• _Set exercise_
Take the entries below and print all of them exactly, please.

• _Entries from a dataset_

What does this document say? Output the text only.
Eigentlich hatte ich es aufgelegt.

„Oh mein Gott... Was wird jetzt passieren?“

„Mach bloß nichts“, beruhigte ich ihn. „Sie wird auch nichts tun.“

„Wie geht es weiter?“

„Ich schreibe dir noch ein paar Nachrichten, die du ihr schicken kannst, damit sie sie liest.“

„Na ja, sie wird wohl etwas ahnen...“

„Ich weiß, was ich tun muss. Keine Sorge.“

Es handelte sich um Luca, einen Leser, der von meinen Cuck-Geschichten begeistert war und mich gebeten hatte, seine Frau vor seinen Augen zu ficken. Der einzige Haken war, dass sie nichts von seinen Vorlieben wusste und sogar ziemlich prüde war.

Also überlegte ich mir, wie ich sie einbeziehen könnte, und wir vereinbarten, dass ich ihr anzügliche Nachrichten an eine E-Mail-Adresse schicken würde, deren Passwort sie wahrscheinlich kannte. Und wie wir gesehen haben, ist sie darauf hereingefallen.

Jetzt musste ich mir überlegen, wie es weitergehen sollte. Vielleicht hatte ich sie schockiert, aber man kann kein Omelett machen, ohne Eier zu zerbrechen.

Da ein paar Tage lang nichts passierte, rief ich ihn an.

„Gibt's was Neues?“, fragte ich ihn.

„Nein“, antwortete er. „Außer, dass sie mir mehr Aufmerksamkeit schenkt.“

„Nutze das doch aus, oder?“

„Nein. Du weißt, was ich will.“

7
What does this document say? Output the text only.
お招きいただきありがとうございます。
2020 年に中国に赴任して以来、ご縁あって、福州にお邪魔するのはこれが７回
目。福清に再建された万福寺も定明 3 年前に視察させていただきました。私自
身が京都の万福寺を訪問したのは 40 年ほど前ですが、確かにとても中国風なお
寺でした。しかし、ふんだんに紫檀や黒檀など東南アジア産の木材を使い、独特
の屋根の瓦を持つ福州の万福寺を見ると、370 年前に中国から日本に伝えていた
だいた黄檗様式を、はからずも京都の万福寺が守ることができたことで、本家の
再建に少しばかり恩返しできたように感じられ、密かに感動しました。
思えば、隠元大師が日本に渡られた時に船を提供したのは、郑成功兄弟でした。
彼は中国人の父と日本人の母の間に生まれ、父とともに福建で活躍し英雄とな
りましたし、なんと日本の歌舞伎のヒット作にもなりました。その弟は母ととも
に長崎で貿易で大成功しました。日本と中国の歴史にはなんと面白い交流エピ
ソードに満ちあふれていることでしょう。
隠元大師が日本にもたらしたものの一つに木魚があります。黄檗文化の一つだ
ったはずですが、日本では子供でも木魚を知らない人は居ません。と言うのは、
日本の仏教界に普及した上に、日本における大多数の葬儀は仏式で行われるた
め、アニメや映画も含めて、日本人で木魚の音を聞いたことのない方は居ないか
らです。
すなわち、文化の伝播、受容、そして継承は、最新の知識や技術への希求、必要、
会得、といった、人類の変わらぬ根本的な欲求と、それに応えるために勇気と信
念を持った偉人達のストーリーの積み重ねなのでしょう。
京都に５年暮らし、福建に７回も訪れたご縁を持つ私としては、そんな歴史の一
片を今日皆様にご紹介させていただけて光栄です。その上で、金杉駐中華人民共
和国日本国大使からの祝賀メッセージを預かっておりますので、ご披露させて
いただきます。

• _Written response_
What does this document say? Output the text only.
Eigentlich hatte ich es aufgelegt.

„Oh mein Gott... Was wird jetzt passieren?“

„Mach bloß nichts“, beruhigte ich ihn. „Sie wird auch nichts tun.“

„Wie geht es weiter?“

„Ich schreibe dir noch ein paar Nachrichten, die du ihr schicken kannst, damit sie sie liest.“

„Na ja, sie wird wohl etwas ahnen...“

„Ich weiß, was ich tun muss. Keine Sorge.“

Es handelte sich um Luca, einen Leser, der von meinen Cuck-Geschichten begeistert war und mich gebeten hatte, seine Frau vor seinen Augen zu ficken. Der einzige Haken war, dass sie nichts von seinen Vorlieben wusste und sogar ziemlich prüde war.

Also überlegte ich mir, wie ich sie einbeziehen könnte, und wir vereinbarten, dass ich ihr anzügliche Nachrichten an eine E-Mail-Adresse schicken würde, deren Passwort sie wahrscheinlich kannte. Und wie wir gesehen haben, ist sie darauf hereingefallen.

Jetzt musste ich mir überlegen, wie es weitergehen sollte. Vielleicht hatte ich sie schockiert, aber man kann kein Omelett machen, ohne Eier zu zerbrechen.

Da ein paar Tage lang nichts passierte, rief ich ihn an.

„Gibt's was Neues?“, fragte ich ihn.

„Nein“, antwortete er. „Außer, dass sie mir mehr Aufmerksamkeit schenkt.“

„Nutze das doch aus, oder?“

„Nein. Du weißt, was ich will.“

7
What does this document say? Output the text only.
お招きいただきありがとうございます。
2020 年に中国に赴任して以来、ご縁あって、福州にお邪魔するのはこれが７回
目。福清に再建された万福寺も定明 3 年前に視察させていただきました。私自
身が京都の万福寺を訪問したのは 40 年ほど前ですが、確かにとても中国風なお
寺でした。しかし、ふんだんに紫檀や黒檀など東南アジア産の木材を使い、独特
の屋根の瓦を持つ福州の万福寺を見ると、370 年前に中国から日本に伝えていた
だいた黄檗様式を、はからずも京都の万福寺が守ることができたことで、本家の
再建に少しばかり恩返しできたように感じられ、密かに感動しました。
思えば、隠元大師が日本に渡られた時に船を提供したのは、郑成功兄弟でした。
彼は中国人の父と日本人の母の間に生まれ、父とともに福建で活躍し英雄とな
りましたし、なんと日本の歌舞伎のヒット作にもなりました。その弟は母ととも
に長崎で貿易で大成功しました。日本と中国の歴史にはなんと面白い交流エピ
ソードに満ちあふれていることでしょう。
隠元大師が日本にもたらしたものの一つに木魚があります。黄檗文化の一つだ
ったはずですが、日本では子供でも木魚を知らない人は居ません。と言うのは、
日本の仏教界に普及した上に、日本における大多数の葬儀は仏式で行われるた
め、アニメや映画も含めて、日本人で木魚の音を聞いたことのない方は居ないか
らです。
すなわち、文化の伝播、受容、そして継承は、最新の知識や技術への希求、必要、
会得、といった、人類の変わらぬ根本的な欲求と、それに応えるために勇気と信
念を持った偉人達のストーリーの積み重ねなのでしょう。
京都に５年暮らし、福建に７回も訪れたご縁を持つ私としては、そんな歴史の一
片を今日皆様にご紹介させていただけて光栄です。その上で、金杉駐中華人民共
和国日本国大使からの祝賀メッセージを預かっておりますので、ご披露させて
いただきます。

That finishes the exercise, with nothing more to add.